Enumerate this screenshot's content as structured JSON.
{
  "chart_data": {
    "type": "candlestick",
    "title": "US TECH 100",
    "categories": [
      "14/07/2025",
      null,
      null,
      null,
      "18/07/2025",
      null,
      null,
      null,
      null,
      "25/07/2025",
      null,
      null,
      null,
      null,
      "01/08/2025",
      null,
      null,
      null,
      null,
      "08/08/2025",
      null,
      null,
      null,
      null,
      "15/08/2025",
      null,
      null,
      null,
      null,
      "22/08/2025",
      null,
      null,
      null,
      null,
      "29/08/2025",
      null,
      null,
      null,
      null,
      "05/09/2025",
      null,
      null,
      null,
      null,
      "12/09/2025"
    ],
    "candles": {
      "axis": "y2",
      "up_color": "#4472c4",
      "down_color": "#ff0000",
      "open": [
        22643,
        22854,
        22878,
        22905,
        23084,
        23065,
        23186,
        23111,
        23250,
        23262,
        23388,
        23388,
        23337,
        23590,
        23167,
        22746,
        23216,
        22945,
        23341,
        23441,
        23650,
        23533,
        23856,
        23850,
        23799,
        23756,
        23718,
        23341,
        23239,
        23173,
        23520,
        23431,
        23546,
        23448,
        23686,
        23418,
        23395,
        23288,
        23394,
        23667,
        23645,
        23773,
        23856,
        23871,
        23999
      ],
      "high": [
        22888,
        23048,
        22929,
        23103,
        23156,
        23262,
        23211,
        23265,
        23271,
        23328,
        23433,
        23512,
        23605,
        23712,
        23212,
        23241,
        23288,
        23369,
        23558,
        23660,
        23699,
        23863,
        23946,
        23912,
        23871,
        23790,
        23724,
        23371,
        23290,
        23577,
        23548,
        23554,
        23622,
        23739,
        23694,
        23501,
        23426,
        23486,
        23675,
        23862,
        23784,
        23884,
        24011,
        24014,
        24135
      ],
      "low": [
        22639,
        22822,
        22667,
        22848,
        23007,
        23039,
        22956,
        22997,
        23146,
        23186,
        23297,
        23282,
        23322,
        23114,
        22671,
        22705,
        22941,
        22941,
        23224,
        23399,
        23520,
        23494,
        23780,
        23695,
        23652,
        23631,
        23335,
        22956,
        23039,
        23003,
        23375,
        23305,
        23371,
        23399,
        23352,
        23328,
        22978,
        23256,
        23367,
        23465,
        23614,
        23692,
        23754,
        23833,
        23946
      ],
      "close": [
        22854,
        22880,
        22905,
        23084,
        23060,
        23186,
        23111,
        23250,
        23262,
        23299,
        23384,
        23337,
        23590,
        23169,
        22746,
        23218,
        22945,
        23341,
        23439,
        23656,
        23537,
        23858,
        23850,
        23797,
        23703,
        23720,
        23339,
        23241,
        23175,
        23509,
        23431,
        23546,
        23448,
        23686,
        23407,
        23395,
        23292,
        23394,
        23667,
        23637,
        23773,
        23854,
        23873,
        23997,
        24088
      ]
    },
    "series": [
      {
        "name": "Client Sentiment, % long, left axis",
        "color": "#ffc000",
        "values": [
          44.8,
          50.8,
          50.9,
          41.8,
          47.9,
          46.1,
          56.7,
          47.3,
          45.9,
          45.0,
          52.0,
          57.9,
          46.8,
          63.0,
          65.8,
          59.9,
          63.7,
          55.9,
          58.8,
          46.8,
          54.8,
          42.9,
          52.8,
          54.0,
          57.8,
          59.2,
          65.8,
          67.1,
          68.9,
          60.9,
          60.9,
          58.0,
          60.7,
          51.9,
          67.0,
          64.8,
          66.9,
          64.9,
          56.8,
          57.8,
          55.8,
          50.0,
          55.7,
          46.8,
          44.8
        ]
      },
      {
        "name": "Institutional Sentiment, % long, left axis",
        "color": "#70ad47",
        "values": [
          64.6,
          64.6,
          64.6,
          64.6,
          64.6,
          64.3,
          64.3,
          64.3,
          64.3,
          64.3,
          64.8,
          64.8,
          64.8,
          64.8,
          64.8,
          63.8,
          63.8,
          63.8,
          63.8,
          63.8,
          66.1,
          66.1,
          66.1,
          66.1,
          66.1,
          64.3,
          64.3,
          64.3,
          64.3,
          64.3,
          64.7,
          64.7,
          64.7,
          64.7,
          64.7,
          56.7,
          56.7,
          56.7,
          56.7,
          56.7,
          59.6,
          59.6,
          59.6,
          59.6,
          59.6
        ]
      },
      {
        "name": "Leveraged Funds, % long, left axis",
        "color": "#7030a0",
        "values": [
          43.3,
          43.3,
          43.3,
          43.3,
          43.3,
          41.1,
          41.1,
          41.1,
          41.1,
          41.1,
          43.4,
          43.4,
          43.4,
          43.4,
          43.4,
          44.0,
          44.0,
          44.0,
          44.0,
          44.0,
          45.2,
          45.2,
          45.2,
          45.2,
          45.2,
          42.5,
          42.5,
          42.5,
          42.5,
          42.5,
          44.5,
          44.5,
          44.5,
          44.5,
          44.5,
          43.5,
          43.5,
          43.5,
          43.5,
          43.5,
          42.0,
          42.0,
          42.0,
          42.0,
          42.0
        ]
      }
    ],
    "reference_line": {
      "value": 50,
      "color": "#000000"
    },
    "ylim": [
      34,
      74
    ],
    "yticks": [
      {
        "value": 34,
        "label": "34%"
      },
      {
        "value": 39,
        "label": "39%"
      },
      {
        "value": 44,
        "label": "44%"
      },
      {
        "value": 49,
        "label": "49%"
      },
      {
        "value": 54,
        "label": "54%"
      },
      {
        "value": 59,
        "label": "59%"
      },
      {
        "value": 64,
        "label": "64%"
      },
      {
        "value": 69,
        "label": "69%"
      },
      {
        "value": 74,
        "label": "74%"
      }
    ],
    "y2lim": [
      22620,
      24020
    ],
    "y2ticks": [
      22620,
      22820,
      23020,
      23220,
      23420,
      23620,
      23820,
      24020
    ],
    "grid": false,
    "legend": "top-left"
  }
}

============

Requirement: Write out every entry above, word for word.

Written answer:
Enumerate this screenshot's content as structured JSON.
{
  "chart_data": {
    "type": "candlestick",
    "title": "US TECH 100",
    "categories": [
      "14/07/2025",
      null,
      null,
      null,
      "18/07/2025",
      null,
      null,
      null,
      null,
      "25/07/2025",
      null,
      null,
      null,
      null,
      "01/08/2025",
      null,
      null,
      null,
      null,
      "08/08/2025",
      null,
      null,
      null,
      null,
      "15/08/2025",
      null,
      null,
      null,
      null,
      "22/08/2025",
      null,
      null,
      null,
      null,
      "29/08/2025",
      null,
      null,
      null,
      null,
      "05/09/2025",
      null,
      null,
      null,
      null,
      "12/09/2025"
    ],
    "candles": {
      "axis": "y2",
      "up_color": "#4472c4",
      "down_color": "#ff0000",
      "open": [
        22643,
        22854,
        22878,
        22905,
        23084,
        23065,
        23186,
        23111,
        23250,
        23262,
        23388,
        23388,
        23337,
        23590,
        23167,
        22746,
        23216,
        22945,
        23341,
        23441,
        23650,
        23533,
        23856,
        23850,
        23799,
        23756,
        23718,
        23341,
        23239,
        23173,
        23520,
        23431,
        23546,
        23448,
        23686,
        23418,
        23395,
        23288,
        23394,
        23667,
        23645,
        23773,
        23856,
        23871,
        23999
      ],
      "high": [
        22888,
        23048,
        22929,
        23103,
        23156,
        23262,
        23211,
        23265,
        23271,
        23328,
        23433,
        23512,
        23605,
        23712,
        23212,
        23241,
        23288,
        23369,
        23558,
        23660,
        23699,
        23863,
        23946,
        23912,
        23871,
        23790,
        23724,
        23371,
        23290,
        23577,
        23548,
        23554,
        23622,
        23739,
        23694,
        23501,
        23426,
        23486,
        23675,
        23862,
        23784,
        23884,
        24011,
        24014,
        24135
      ],
      "low": [
        22639,
        22822,
        22667,
        22848,
        23007,
        23039,
        22956,
        22997,
        23146,
        23186,
        23297,
        23282,
        23322,
        23114,
        22671,
        22705,
        22941,
        22941,
        23224,
        23399,
        23520,
        23494,
        23780,
        23695,
        23652,
        23631,
        23335,
        22956,
        23039,
        23003,
        23375,
        23305,
        23371,
        23399,
        23352,
        23328,
        22978,
        23256,
        23367,
        23465,
        23614,
        23692,
        23754,
        23833,
        23946
      ],
      "close": [
        22854,
        22880,
        22905,
        23084,
        23060,
        23186,
        23111,
        23250,
        23262,
        23299,
        23384,
        23337,
        23590,
        23169,
        22746,
        23218,
        22945,
        23341,
        23439,
        23656,
        23537,
        23858,
        23850,
        23797,
        23703,
        23720,
        23339,
        23241,
        23175,
        23509,
        23431,
        23546,
        23448,
        23686,
        23407,
        23395,
        23292,
        23394,
        23667,
        23637,
        23773,
        23854,
        23873,
        23997,
        24088
      ]
    },
    "series": [
      {
        "name": "Client Sentiment, % long, left axis",
        "color": "#ffc000",
        "values": [
          44.8,
          50.8,
          50.9,
          41.8,
          47.9,
          46.1,
          56.7,
          47.3,
          45.9,
          45.0,
          52.0,
          57.9,
          46.8,
          63.0,
          65.8,
          59.9,
          63.7,
          55.9,
          58.8,
          46.8,
          54.8,
          42.9,
          52.8,
          54.0,
          57.8,
          59.2,
          65.8,
          67.1,
          68.9,
          60.9,
          60.9,
          58.0,
          60.7,
          51.9,
          67.0,
          64.8,
          66.9,
          64.9,
          56.8,
          57.8,
          55.8,
          50.0,
          55.7,
          46.8,
          44.8
        ]
      },
      {
        "name": "Institutional Sentiment, % long, left axis",
        "color": "#70ad47",
        "values": [
          64.6,
          64.6,
          64.6,
          64.6,
          64.6,
          64.3,
          64.3,
          64.3,
          64.3,
          64.3,
          64.8,
          64.8,
          64.8,
          64.8,
          64.8,
          63.8,
          63.8,
          63.8,
          63.8,
          63.8,
          66.1,
          66.1,
          66.1,
          66.1,
          66.1,
          64.3,
          64.3,
          64.3,
          64.3,
          64.3,
          64.7,
          64.7,
          64.7,
          64.7,
          64.7,
          56.7,
          56.7,
          56.7,
          56.7,
          56.7,
          59.6,
          59.6,
          59.6,
          59.6,
          59.6
        ]
      },
      {
        "name": "Leveraged Funds, % long, left axis",
        "color": "#7030a0",
        "values": [
          43.3,
          43.3,
          43.3,
          43.3,
          43.3,
          41.1,
          41.1,
          41.1,
          41.1,
          41.1,
          43.4,
          43.4,
          43.4,
          43.4,
          43.4,
          44.0,
          44.0,
          44.0,
          44.0,
          44.0,
          45.2,
          45.2,
          45.2,
          45.2,
          45.2,
          42.5,
          42.5,
          42.5,
          42.5,
          42.5,
          44.5,
          44.5,
          44.5,
          44.5,
          44.5,
          43.5,
          43.5,
          43.5,
          43.5,
          43.5,
          42.0,
          42.0,
          42.0,
          42.0,
          42.0
        ]
      }
    ],
    "reference_line": {
      "value": 50,
      "color": "#000000"
    },
    "ylim": [
      34,
      74
    ],
    "yticks": [
      {
        "value": 34,
        "label": "34%"
      },
      {
        "value": 39,
        "label": "39%"
      },
      {
        "value": 44,
        "label": "44%"
      },
      {
        "value": 49,
        "label": "49%"
      },
      {
        "value": 54,
        "label": "54%"
      },
      {
        "value": 59,
        "label": "59%"
      },
      {
        "value": 64,
        "label": "64%"
      },
      {
        "value": 69,
        "label": "69%"
      },
      {
        "value": 74,
        "label": "74%"
      }
    ],
    "y2lim": [
      22620,
      24020
    ],
    "y2ticks": [
      22620,
      22820,
      23020,
      23220,
      23420,
      23620,
      23820,
      24020
    ],
    "grid": false,
    "legend": "top-left"
  }
}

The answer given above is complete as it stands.